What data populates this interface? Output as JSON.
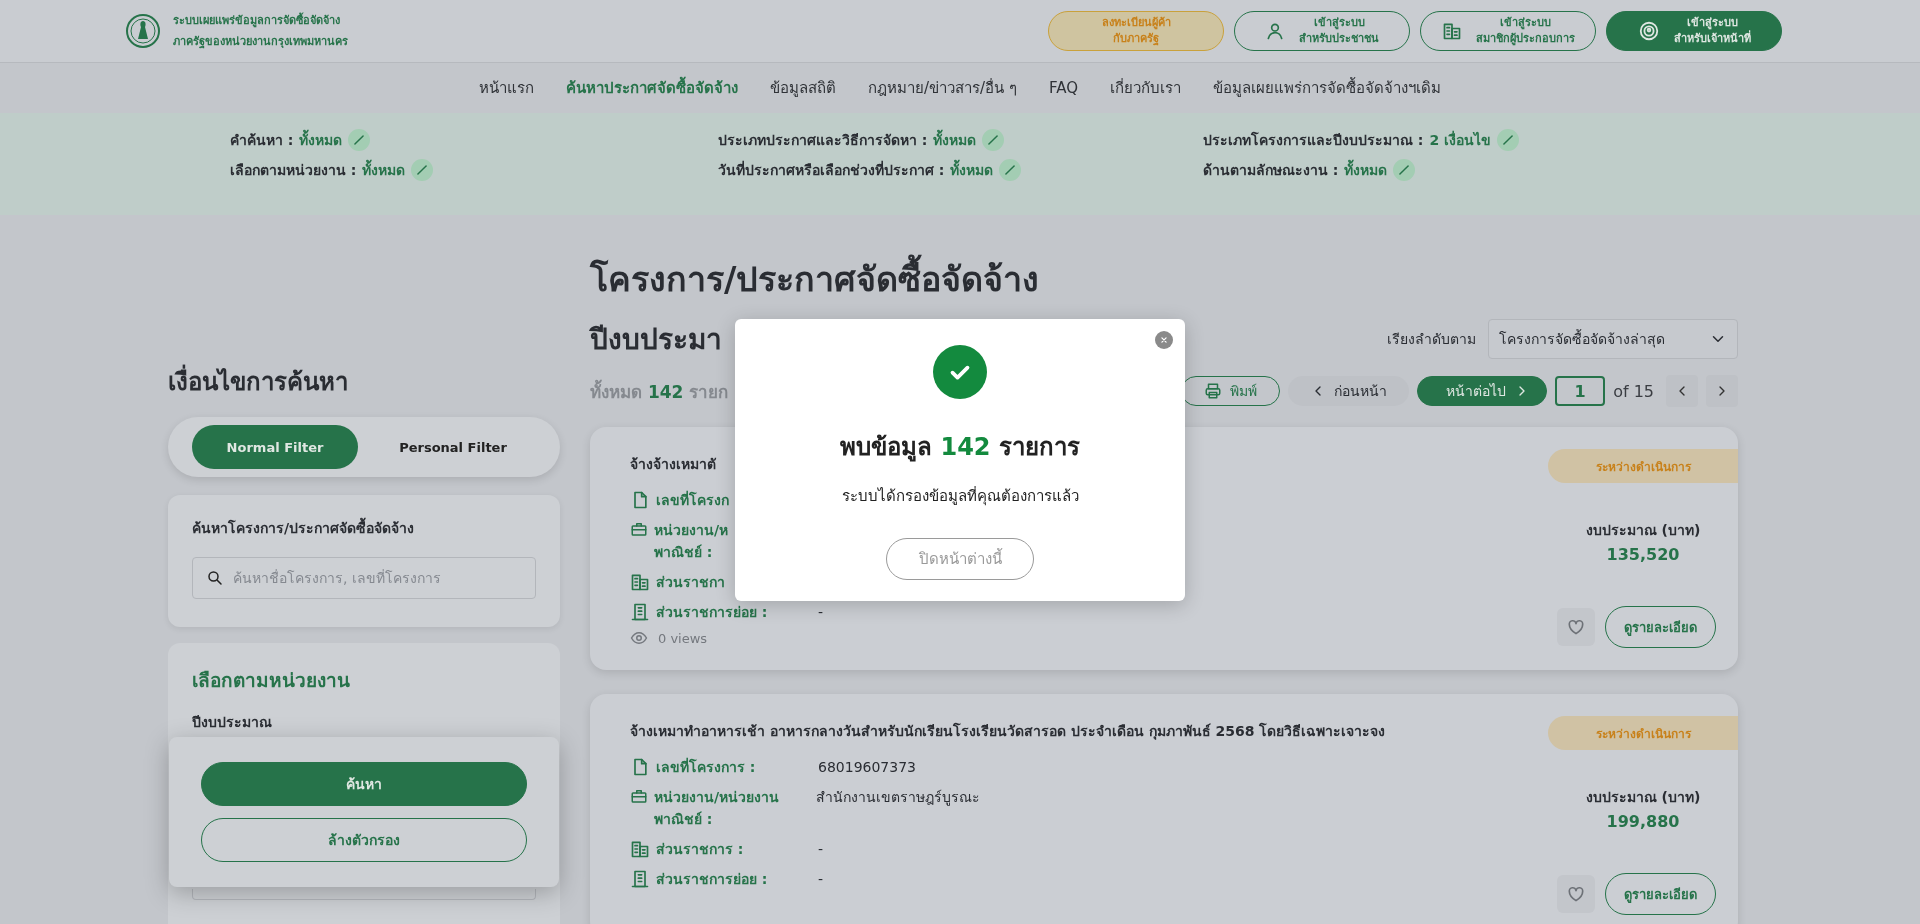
{
  "header": {
    "logo_lines": [
      "ระบบเผยแพร่ข้อมูลการจัดซื้อจัดจ้าง",
      "ภาครัฐของหน่วยงานกรุงเทพมหานคร"
    ],
    "buttons": [
      {
        "kind": "register",
        "lines": [
          "ลงทะเบียนผู้ค้า",
          "กับภาครัฐ"
        ]
      },
      {
        "kind": "citizen",
        "lines": [
          "เข้าสู่ระบบ",
          "สำหรับประชาชน"
        ]
      },
      {
        "kind": "member",
        "lines": [
          "เข้าสู่ระบบ",
          "สมาชิกผู้ประกอบการ"
        ]
      },
      {
        "kind": "staff",
        "lines": [
          "เข้าสู่ระบบ",
          "สำหรับเจ้าหน้าที่"
        ]
      }
    ]
  },
  "nav": [
    {
      "label": "หน้าแรก",
      "selected": false
    },
    {
      "label": "ค้นหาประกาศจัดซื้อจัดจ้าง",
      "selected": true
    },
    {
      "label": "ข้อมูลสถิติ",
      "selected": false
    },
    {
      "label": "กฎหมาย/ข่าวสาร/อื่น ๆ",
      "selected": false
    },
    {
      "label": "FAQ",
      "selected": false
    },
    {
      "label": "เกี่ยวกับเรา",
      "selected": false
    },
    {
      "label": "ข้อมูลเผยแพร่การจัดซื้อจัดจ้างฯเดิม",
      "selected": false
    }
  ],
  "filters": [
    {
      "label": "คำค้นหา :",
      "value": "ทั้งหมด"
    },
    {
      "label": "ประเภทประกาศและวิธีการจัดหา :",
      "value": "ทั้งหมด"
    },
    {
      "label": "ประเภทโครงการและปีงบประมาณ :",
      "value": "2 เงื่อนไข"
    },
    {
      "label": "เลือกตามหน่วยงาน :",
      "value": "ทั้งหมด"
    },
    {
      "label": "วันที่ประกาศหรือเลือกช่วงที่ประกาศ :",
      "value": "ทั้งหมด"
    },
    {
      "label": "ด้านตามลักษณะงาน :",
      "value": "ทั้งหมด"
    }
  ],
  "sidebar": {
    "title": "เงื่อนไขการค้นหา",
    "toggle": [
      {
        "label": "Normal Filter",
        "selected": true
      },
      {
        "label": "Personal Filter",
        "selected": false
      }
    ],
    "search": {
      "title": "ค้นหาโครงการ/ประกาศจัดซื้อจัดจ้าง",
      "placeholder": "ค้นหาชื่อโครงการ, เลขที่โครงการ"
    },
    "unit": {
      "title": "เลือกตามหน่วยงาน",
      "field_label": "ปีงบประมาณ"
    },
    "actions": [
      {
        "kind": "primary",
        "label": "ค้นหา"
      },
      {
        "kind": "outline",
        "label": "ล้างตัวกรอง"
      }
    ]
  },
  "page_title": "โครงการ/ประกาศจัดซื้อจัดจ้าง",
  "results": {
    "year_heading": "ปีงบประมา",
    "count_prefix": "ทั้งหมด",
    "count": "142",
    "count_suffix": "รายก",
    "sort_label": "เรียงลำดับตาม",
    "sort_value": "โครงการจัดซื้อจัดจ้างล่าสุด",
    "print": "พิมพ์",
    "prev": "ก่อนหน้า",
    "next": "หน้าต่อไป",
    "page": "1",
    "of": "of 15"
  },
  "cards": [
    {
      "title": "จ้างจ้างเหมาตั",
      "status": "ระหว่างดำเนินการ",
      "budget_label": "งบประมาณ (บาท)",
      "budget": "135,520",
      "views": "0 views",
      "details": "ดูรายละเอียด",
      "fields": [
        {
          "kind": "number",
          "label": [
            "เลขที่โครงก"
          ]
        },
        {
          "kind": "agency",
          "label": [
            "หน่วยงาน/ห",
            "พาณิชย์ :"
          ]
        },
        {
          "kind": "division",
          "label": [
            "ส่วนราชกา"
          ]
        },
        {
          "kind": "subdivision",
          "label": [
            "ส่วนราชการย่อย :"
          ],
          "value": "-"
        }
      ]
    },
    {
      "title": "จ้างเหมาทำอาหารเช้า อาหารกลางวันสำหรับนักเรียนโรงเรียนวัดสารอด ประจำเดือน กุมภาพันธ์ 2568 โดยวิธีเฉพาะเจาะจง",
      "status": "ระหว่างดำเนินการ",
      "budget_label": "งบประมาณ (บาท)",
      "budget": "199,880",
      "details": "ดูรายละเอียด",
      "fields": [
        {
          "kind": "number",
          "label": [
            "เลขที่โครงการ :"
          ],
          "value": "68019607373"
        },
        {
          "kind": "agency",
          "label": [
            "หน่วยงาน/หน่วยงาน",
            "พาณิชย์ :"
          ],
          "value": "สำนักงานเขตราษฎร์บูรณะ"
        },
        {
          "kind": "division",
          "label": [
            "ส่วนราชการ :"
          ],
          "value": "-"
        },
        {
          "kind": "subdivision",
          "label": [
            "ส่วนราชการย่อย :"
          ],
          "value": "-"
        }
      ]
    }
  ],
  "modal": {
    "heading_prefix": "พบข้อมูล",
    "count": "142",
    "heading_suffix": "รายการ",
    "message": "ระบบได้กรองข้อมูลที่คุณต้องการแล้ว",
    "close_button": "ปิดหน้าต่างนี้"
  }
}
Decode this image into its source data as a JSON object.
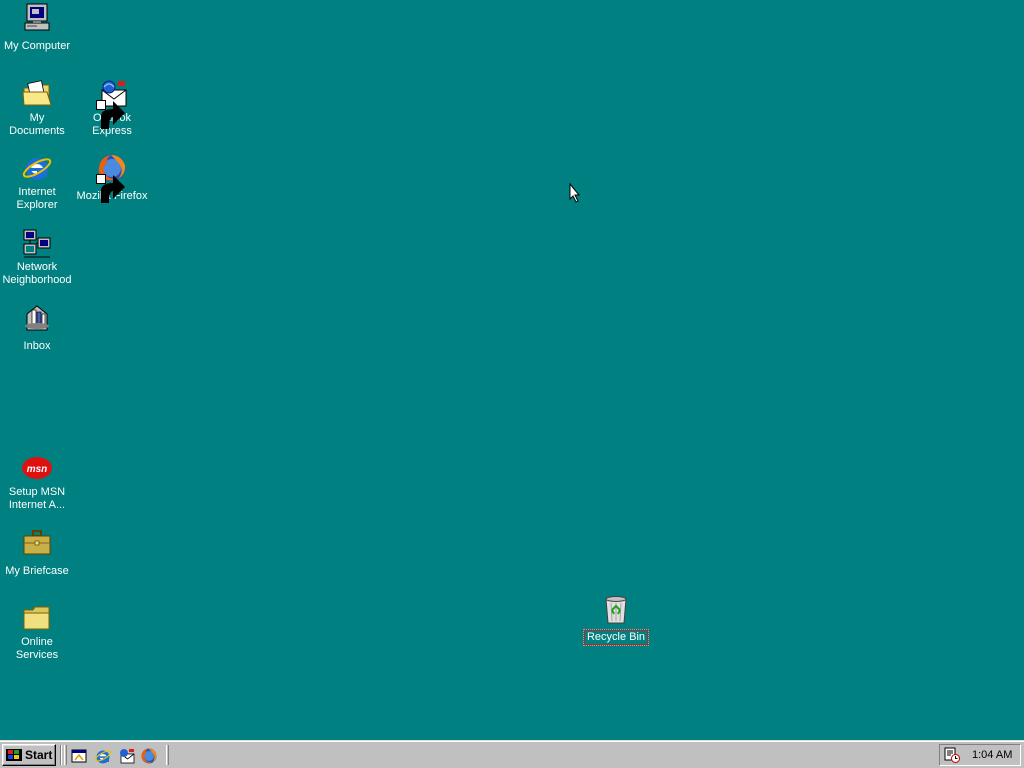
{
  "desktop": {
    "background_color": "#008080",
    "icons": {
      "my_computer": "My Computer",
      "my_documents": "My Documents",
      "outlook_express": "Outlook Express",
      "internet_explorer": "Internet Explorer",
      "mozilla_firefox": "Mozilla Firefox",
      "network_neighborhood": "Network Neighborhood",
      "inbox": "Inbox",
      "setup_msn": "Setup MSN Internet A...",
      "my_briefcase": "My Briefcase",
      "online_services": "Online Services",
      "recycle_bin": "Recycle Bin"
    }
  },
  "taskbar": {
    "start_label": "Start",
    "quick_launch": [
      "desktop-icon",
      "internet-explorer-icon",
      "outlook-express-icon",
      "firefox-icon"
    ],
    "tray": {
      "clock": "1:04 AM",
      "icon": "scheduler-icon"
    }
  }
}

▶ _TASK GOAL_
Quote the records above exactly, leaving out any pictures.

▶ _SOLVED EXERCISE_
What data populates this interface? Output as JSON.
{
  "header": {
    "logo_lines": [
      "ระบบเผยแพร่ข้อมูลการจัดซื้อจัดจ้าง",
      "ภาครัฐของหน่วยงานกรุงเทพมหานคร"
    ],
    "buttons": [
      {
        "kind": "register",
        "lines": [
          "ลงทะเบียนผู้ค้า",
          "กับภาครัฐ"
        ]
      },
      {
        "kind": "citizen",
        "lines": [
          "เข้าสู่ระบบ",
          "สำหรับประชาชน"
        ]
      },
      {
        "kind": "member",
        "lines": [
          "เข้าสู่ระบบ",
          "สมาชิกผู้ประกอบการ"
        ]
      },
      {
        "kind": "staff",
        "lines": [
          "เข้าสู่ระบบ",
          "สำหรับเจ้าหน้าที่"
        ]
      }
    ]
  },
  "nav": [
    {
      "label": "หน้าแรก",
      "selected": false
    },
    {
      "label": "ค้นหาประกาศจัดซื้อจัดจ้าง",
      "selected": true
    },
    {
      "label": "ข้อมูลสถิติ",
      "selected": false
    },
    {
      "label": "กฎหมาย/ข่าวสาร/อื่น ๆ",
      "selected": false
    },
    {
      "label": "FAQ",
      "selected": false
    },
    {
      "label": "เกี่ยวกับเรา",
      "selected": false
    },
    {
      "label": "ข้อมูลเผยแพร่การจัดซื้อจัดจ้างฯเดิม",
      "selected": false
    }
  ],
  "filters": [
    {
      "label": "คำค้นหา :",
      "value": "ทั้งหมด"
    },
    {
      "label": "ประเภทประกาศและวิธีการจัดหา :",
      "value": "ทั้งหมด"
    },
    {
      "label": "ประเภทโครงการและปีงบประมาณ :",
      "value": "2 เงื่อนไข"
    },
    {
      "label": "เลือกตามหน่วยงาน :",
      "value": "ทั้งหมด"
    },
    {
      "label": "วันที่ประกาศหรือเลือกช่วงที่ประกาศ :",
      "value": "ทั้งหมด"
    },
    {
      "label": "ด้านตามลักษณะงาน :",
      "value": "ทั้งหมด"
    }
  ],
  "sidebar": {
    "title": "เงื่อนไขการค้นหา",
    "toggle": [
      {
        "label": "Normal Filter",
        "selected": true
      },
      {
        "label": "Personal Filter",
        "selected": false
      }
    ],
    "search": {
      "title": "ค้นหาโครงการ/ประกาศจัดซื้อจัดจ้าง",
      "placeholder": "ค้นหาชื่อโครงการ, เลขที่โครงการ"
    },
    "unit": {
      "title": "เลือกตามหน่วยงาน",
      "field_label": "ปีงบประมาณ"
    },
    "actions": [
      {
        "kind": "primary",
        "label": "ค้นหา"
      },
      {
        "kind": "outline",
        "label": "ล้างตัวกรอง"
      }
    ]
  },
  "page_title": "โครงการ/ประกาศจัดซื้อจัดจ้าง",
  "results": {
    "year_heading": "ปีงบประมา",
    "count_prefix": "ทั้งหมด",
    "count": "142",
    "count_suffix": "รายก",
    "sort_label": "เรียงลำดับตาม",
    "sort_value": "โครงการจัดซื้อจัดจ้างล่าสุด",
    "print": "พิมพ์",
    "prev": "ก่อนหน้า",
    "next": "หน้าต่อไป",
    "page": "1",
    "of": "of 15"
  },
  "cards": [
    {
      "title": "จ้างจ้างเหมาตั",
      "status": "ระหว่างดำเนินการ",
      "budget_label": "งบประมาณ (บาท)",
      "budget": "135,520",
      "views": "0 views",
      "details": "ดูรายละเอียด",
      "fields": [
        {
          "kind": "number",
          "label": [
            "เลขที่โครงก"
          ]
        },
        {
          "kind": "agency",
          "label": [
            "หน่วยงาน/ห",
            "พาณิชย์ :"
          ]
        },
        {
          "kind": "division",
          "label": [
            "ส่วนราชกา"
          ]
        },
        {
          "kind": "subdivision",
          "label": [
            "ส่วนราชการย่อย :"
          ],
          "value": "-"
        }
      ]
    },
    {
      "title": "จ้างเหมาทำอาหารเช้า อาหารกลางวันสำหรับนักเรียนโรงเรียนวัดสารอด ประจำเดือน กุมภาพันธ์ 2568 โดยวิธีเฉพาะเจาะจง",
      "status": "ระหว่างดำเนินการ",
      "budget_label": "งบประมาณ (บาท)",
      "budget": "199,880",
      "details": "ดูรายละเอียด",
      "fields": [
        {
          "kind": "number",
          "label": [
            "เลขที่โครงการ :"
          ],
          "value": "68019607373"
        },
        {
          "kind": "agency",
          "label": [
            "หน่วยงาน/หน่วยงาน",
            "พาณิชย์ :"
          ],
          "value": "สำนักงานเขตราษฎร์บูรณะ"
        },
        {
          "kind": "division",
          "label": [
            "ส่วนราชการ :"
          ],
          "value": "-"
        },
        {
          "kind": "subdivision",
          "label": [
            "ส่วนราชการย่อย :"
          ],
          "value": "-"
        }
      ]
    }
  ],
  "modal": {
    "heading_prefix": "พบข้อมูล",
    "count": "142",
    "heading_suffix": "รายการ",
    "message": "ระบบได้กรองข้อมูลที่คุณต้องการแล้ว",
    "close_button": "ปิดหน้าต่างนี้"
  }
}
Decode this image into its source data as a JSON object.
{
  "desktop": {
    "background_color": "#008080",
    "icons": {
      "my_computer": "My Computer",
      "my_documents": "My Documents",
      "outlook_express": "Outlook Express",
      "internet_explorer": "Internet Explorer",
      "mozilla_firefox": "Mozilla Firefox",
      "network_neighborhood": "Network Neighborhood",
      "inbox": "Inbox",
      "setup_msn": "Setup MSN Internet A...",
      "my_briefcase": "My Briefcase",
      "online_services": "Online Services",
      "recycle_bin": "Recycle Bin"
    }
  },
  "taskbar": {
    "start_label": "Start",
    "quick_launch": [
      "desktop-icon",
      "internet-explorer-icon",
      "outlook-express-icon",
      "firefox-icon"
    ],
    "tray": {
      "clock": "1:04 AM",
      "icon": "scheduler-icon"
    }
  }
}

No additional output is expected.